| Data provided |
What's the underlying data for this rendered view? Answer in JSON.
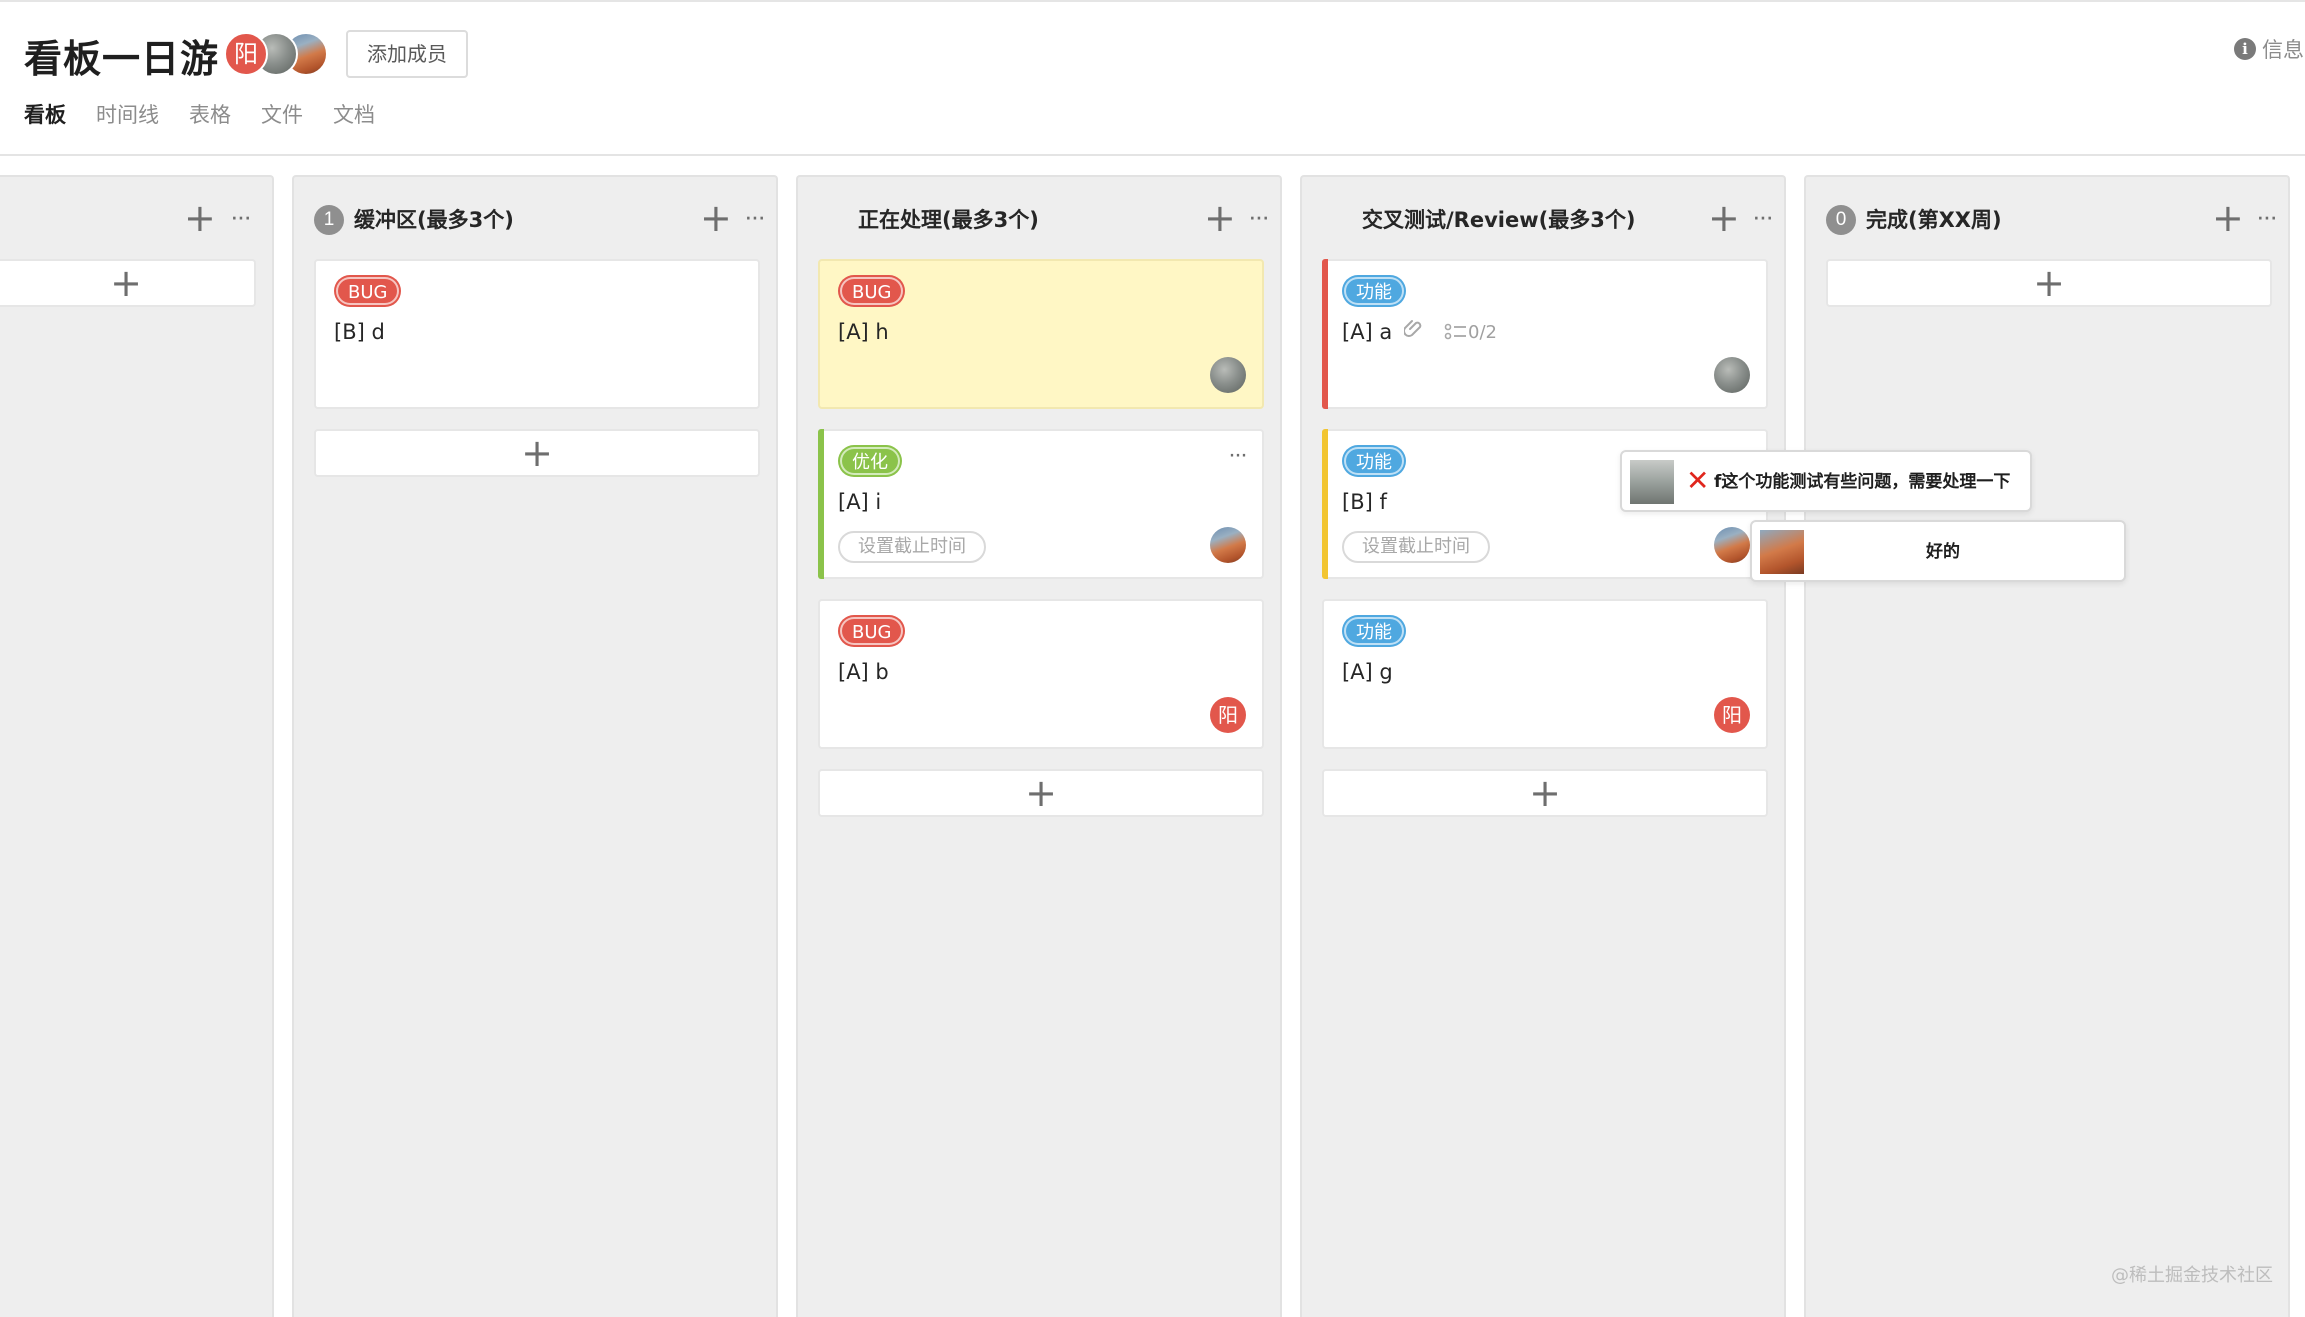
{
  "header": {
    "title": "看板一日游",
    "member_initial": "阳",
    "add_member_label": "添加成员",
    "info_label": "信息",
    "tabs": [
      {
        "label": "看板",
        "active": true
      },
      {
        "label": "时间线",
        "active": false
      },
      {
        "label": "表格",
        "active": false
      },
      {
        "label": "文件",
        "active": false
      },
      {
        "label": "文档",
        "active": false
      }
    ]
  },
  "columns": [
    {
      "title": "",
      "count": ""
    },
    {
      "title": "缓冲区(最多3个)",
      "count": "1"
    },
    {
      "title": "正在处理(最多3个)",
      "count": ""
    },
    {
      "title": "交叉测试/Review(最多3个)",
      "count": ""
    },
    {
      "title": "完成(第XX周)",
      "count": "0"
    }
  ],
  "cards": {
    "buffer_d": {
      "tag": "BUG",
      "title": "[B] d"
    },
    "doing_h": {
      "tag": "BUG",
      "title": "[A] h"
    },
    "doing_i": {
      "tag": "优化",
      "title": "[A] i",
      "due": "设置截止时间"
    },
    "doing_b": {
      "tag": "BUG",
      "title": "[A] b",
      "assignee": "阳"
    },
    "review_a": {
      "tag": "功能",
      "title": "[A] a",
      "checklist": "0/2"
    },
    "review_f": {
      "tag": "功能",
      "title": "[B] f",
      "due": "设置截止时间"
    },
    "review_g": {
      "tag": "功能",
      "title": "[A] g",
      "assignee": "阳"
    }
  },
  "comments": [
    {
      "text": "f这个功能测试有些问题，需要处理一下",
      "status_icon": "close-icon"
    },
    {
      "text": "好的"
    }
  ],
  "watermark": "@稀土掘金技术社区",
  "colors": {
    "bug": "#e2574c",
    "optimize": "#8bc34a",
    "feature": "#4fa8e0",
    "highlight_card": "#fff7c5",
    "strip_red": "#e2574c",
    "strip_green": "#8bc34a",
    "strip_yellow": "#f2c531"
  }
}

| Task to carry out |
The pictures in the entries should be left out; output everything else exactly.

| Answer to the exercise |
What's the underlying data for this rendered view? Answer in JSON.
{
  "header": {
    "title": "看板一日游",
    "member_initial": "阳",
    "add_member_label": "添加成员",
    "info_label": "信息",
    "tabs": [
      {
        "label": "看板",
        "active": true
      },
      {
        "label": "时间线",
        "active": false
      },
      {
        "label": "表格",
        "active": false
      },
      {
        "label": "文件",
        "active": false
      },
      {
        "label": "文档",
        "active": false
      }
    ]
  },
  "columns": [
    {
      "title": "",
      "count": ""
    },
    {
      "title": "缓冲区(最多3个)",
      "count": "1"
    },
    {
      "title": "正在处理(最多3个)",
      "count": ""
    },
    {
      "title": "交叉测试/Review(最多3个)",
      "count": ""
    },
    {
      "title": "完成(第XX周)",
      "count": "0"
    }
  ],
  "cards": {
    "buffer_d": {
      "tag": "BUG",
      "title": "[B] d"
    },
    "doing_h": {
      "tag": "BUG",
      "title": "[A] h"
    },
    "doing_i": {
      "tag": "优化",
      "title": "[A] i",
      "due": "设置截止时间"
    },
    "doing_b": {
      "tag": "BUG",
      "title": "[A] b",
      "assignee": "阳"
    },
    "review_a": {
      "tag": "功能",
      "title": "[A] a",
      "checklist": "0/2"
    },
    "review_f": {
      "tag": "功能",
      "title": "[B] f",
      "due": "设置截止时间"
    },
    "review_g": {
      "tag": "功能",
      "title": "[A] g",
      "assignee": "阳"
    }
  },
  "comments": [
    {
      "text": "f这个功能测试有些问题，需要处理一下",
      "status_icon": "close-icon"
    },
    {
      "text": "好的"
    }
  ],
  "watermark": "@稀土掘金技术社区",
  "colors": {
    "bug": "#e2574c",
    "optimize": "#8bc34a",
    "feature": "#4fa8e0",
    "highlight_card": "#fff7c5",
    "strip_red": "#e2574c",
    "strip_green": "#8bc34a",
    "strip_yellow": "#f2c531"
  }
}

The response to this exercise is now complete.